* Problems to solve
a) Answer these questions from the passage comparing March Madness to periodontal disease:
(i) How many teams play in the NCAA men's basketball tournament?
(ii) Which two programs were certain to appear in the championship game in the imagined bracket?
(iii) At what stage can dentists today easily diagnose periodontal disease?
b) Resume the passage comparing March Madness to periodontal disease biomarkers after its last sentence and keep writing.

* Study text
= = = =

Aa colonies associated with LAPThe month of March has become synonymous in American culture with the 64-team NCAA men’s basketball tournament, popularly known as March Madness.  From Maine to California, millions of Americans this week will stare down the Cinderellas, sleepers, and overwhelming favorites in hopes of choosing the winners of each tournament game from round one to the big championship showdown nearly three weeks later. 

But imagine that this year’s March Madness brackets arrived with no names printed in the opening round.  Just blanks.  In the quarterfinal round, a few of the winners already were named.  The same went for the Final Four, and North Carolina and Memphis were a fait accompli to appear in the championship game.  Each of these so-called “power” basketball programs – the favorites expected since the start of the season to reach the latter rounds - would serve the same function as biomarkers in health and disease.  They would stand out as predictable signs of a predictable outcome.  But missing from the narrative would be exactly how the tournament and its 64 variables unfolded over time.  Nobody would know about the underdog that came within a whisker of upsetting favorite North Carolina.  Nor could anyone fathom that Memphis would have never advanced to the championship game if a rival had not been knocked out of the tournament in an early round.

Such is the case in many ways for the periodontal diseases.  Dentists today can easily diagnose the condition in its advanced symptomatic stages; but the subtle opening rounds of infection and inflammation remain mostly a blank molecular diagnostic slate.  Greatly needed are informative biomarkers of early, asymptomatic chronic periodontitis that would allow for immediate intervention and change the all-too-predictable outcomes of advanced disease and tooth loss.

= = = =

* Provided information
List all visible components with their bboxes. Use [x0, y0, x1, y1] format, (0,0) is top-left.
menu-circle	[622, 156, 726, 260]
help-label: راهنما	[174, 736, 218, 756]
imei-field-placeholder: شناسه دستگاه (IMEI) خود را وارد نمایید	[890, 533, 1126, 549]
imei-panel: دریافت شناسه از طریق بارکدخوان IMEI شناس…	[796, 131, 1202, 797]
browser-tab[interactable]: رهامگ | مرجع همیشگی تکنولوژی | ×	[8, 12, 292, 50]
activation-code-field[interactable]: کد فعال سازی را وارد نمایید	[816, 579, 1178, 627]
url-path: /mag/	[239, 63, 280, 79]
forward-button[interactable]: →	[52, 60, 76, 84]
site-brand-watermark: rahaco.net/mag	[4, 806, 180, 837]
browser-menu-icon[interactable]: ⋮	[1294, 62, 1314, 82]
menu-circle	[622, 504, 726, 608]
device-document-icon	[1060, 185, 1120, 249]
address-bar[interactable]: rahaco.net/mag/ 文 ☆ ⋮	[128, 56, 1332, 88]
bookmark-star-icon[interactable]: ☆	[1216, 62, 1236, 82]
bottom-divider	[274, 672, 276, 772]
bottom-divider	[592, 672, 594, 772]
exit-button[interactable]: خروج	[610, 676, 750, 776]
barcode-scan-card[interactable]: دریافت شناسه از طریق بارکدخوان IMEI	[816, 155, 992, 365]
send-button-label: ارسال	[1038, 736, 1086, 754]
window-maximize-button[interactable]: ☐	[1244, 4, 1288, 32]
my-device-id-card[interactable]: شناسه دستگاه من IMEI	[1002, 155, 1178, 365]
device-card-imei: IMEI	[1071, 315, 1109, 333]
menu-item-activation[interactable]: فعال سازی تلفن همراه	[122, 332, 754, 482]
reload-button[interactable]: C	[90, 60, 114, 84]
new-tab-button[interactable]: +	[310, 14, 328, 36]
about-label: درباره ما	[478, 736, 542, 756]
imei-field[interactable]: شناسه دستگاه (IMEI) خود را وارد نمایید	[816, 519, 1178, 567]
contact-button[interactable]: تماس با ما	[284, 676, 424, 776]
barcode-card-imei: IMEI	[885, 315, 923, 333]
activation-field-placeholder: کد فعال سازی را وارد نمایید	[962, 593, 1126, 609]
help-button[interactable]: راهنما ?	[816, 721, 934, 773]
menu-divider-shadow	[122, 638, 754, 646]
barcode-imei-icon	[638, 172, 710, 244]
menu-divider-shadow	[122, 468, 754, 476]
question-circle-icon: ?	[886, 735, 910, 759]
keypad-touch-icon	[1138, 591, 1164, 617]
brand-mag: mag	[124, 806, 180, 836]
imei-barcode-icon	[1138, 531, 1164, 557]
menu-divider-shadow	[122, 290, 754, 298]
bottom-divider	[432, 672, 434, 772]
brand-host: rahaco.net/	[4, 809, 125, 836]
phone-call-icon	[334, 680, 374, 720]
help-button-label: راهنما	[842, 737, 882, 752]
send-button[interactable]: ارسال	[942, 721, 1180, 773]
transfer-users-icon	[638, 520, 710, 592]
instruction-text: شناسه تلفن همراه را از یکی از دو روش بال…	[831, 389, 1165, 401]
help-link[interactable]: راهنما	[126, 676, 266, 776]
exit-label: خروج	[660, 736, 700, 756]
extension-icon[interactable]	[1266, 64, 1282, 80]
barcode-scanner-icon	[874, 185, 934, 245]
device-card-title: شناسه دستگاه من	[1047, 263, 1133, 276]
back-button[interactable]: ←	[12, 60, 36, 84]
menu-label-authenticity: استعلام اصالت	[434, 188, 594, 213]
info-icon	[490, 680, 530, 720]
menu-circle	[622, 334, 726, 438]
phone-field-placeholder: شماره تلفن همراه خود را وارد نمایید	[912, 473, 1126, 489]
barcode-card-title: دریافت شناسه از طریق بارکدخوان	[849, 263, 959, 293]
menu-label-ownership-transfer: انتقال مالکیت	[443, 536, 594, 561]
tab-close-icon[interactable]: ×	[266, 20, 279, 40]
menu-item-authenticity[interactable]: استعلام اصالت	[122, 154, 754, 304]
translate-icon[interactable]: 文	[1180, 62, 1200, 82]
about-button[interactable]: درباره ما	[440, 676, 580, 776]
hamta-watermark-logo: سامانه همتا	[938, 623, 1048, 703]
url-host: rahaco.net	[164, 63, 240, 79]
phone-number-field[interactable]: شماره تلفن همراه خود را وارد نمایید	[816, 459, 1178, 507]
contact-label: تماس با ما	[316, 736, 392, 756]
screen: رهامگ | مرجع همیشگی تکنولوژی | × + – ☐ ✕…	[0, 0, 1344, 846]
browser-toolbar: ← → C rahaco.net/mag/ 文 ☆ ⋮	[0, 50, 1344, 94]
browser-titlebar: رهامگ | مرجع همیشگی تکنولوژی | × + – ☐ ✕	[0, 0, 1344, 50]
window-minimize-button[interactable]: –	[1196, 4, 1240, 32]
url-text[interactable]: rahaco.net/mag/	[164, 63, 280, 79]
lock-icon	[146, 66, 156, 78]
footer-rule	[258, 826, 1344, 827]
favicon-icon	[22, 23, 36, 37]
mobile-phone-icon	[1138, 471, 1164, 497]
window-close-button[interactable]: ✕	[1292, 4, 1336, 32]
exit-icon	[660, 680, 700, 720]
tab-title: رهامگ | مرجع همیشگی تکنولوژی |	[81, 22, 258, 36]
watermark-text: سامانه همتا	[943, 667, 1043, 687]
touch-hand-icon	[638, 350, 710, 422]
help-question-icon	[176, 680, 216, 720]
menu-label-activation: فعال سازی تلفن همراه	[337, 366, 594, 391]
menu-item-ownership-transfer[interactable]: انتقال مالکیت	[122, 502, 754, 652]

= = = =

* Answers below
a)
(i) 64 teams.
(ii) North Carolina and Memphis.
(iii) In its advanced symptomatic stages.

b)
This is now beginning to happen for localized aggressive periodontitis (LAP), a leading cause of tooth loss in children, particularly among young African Americans.  As reported in the January 2009 issue of the Journal of Periodontology, NIDCR grantees have provided biannual dental exams to a cohort of 96 healthy students (ages 11 to 17) at risk for LAP.  Included in this examination is the collection of a saliva sample from each student.  When seven students subsequently developed LAP, the scientists examined their saliva samples over the course of the study to evaluate levels of 21 distinct immune system-signaling molecules, or cytokines.  Although 19 molecules were not detectable or present at extremely low levels, the scientists found that the cytokine macrophage inflammatory protein-1α (MIP-1α) was quite elevated in the saliva samples of all seven students.  In fact, compared to the 21 students who remained LAP free, the levels of the cytokine were 50-fold higher from six to nine months prior to radiographic-detected bone loss, a precursor of tooth loss.  Moreover, the increased MIP-1α levels were related to increased probing depth and number of pockets greater than 6 millimeters between tooth and gum, standard measures of advancing periodontal disease.  Taken together, the authors suggest that MIP-1ά might be a biomarker of LAP that emerges from pocket sites, makes its way into saliva, and appears to parallel increasing pocket depth before radiographic evidence of bone loss.  There is precedent for such an interpretation. In previous studies of the bone cancer multiple myeloma, MIP-1ά was shown to precede radiographic evidence of bone loss by 6 to 12 months.  In the current study, MIP-1α had a specificity of 96.8 percent and a sensitivity of 100 percent for bone loss.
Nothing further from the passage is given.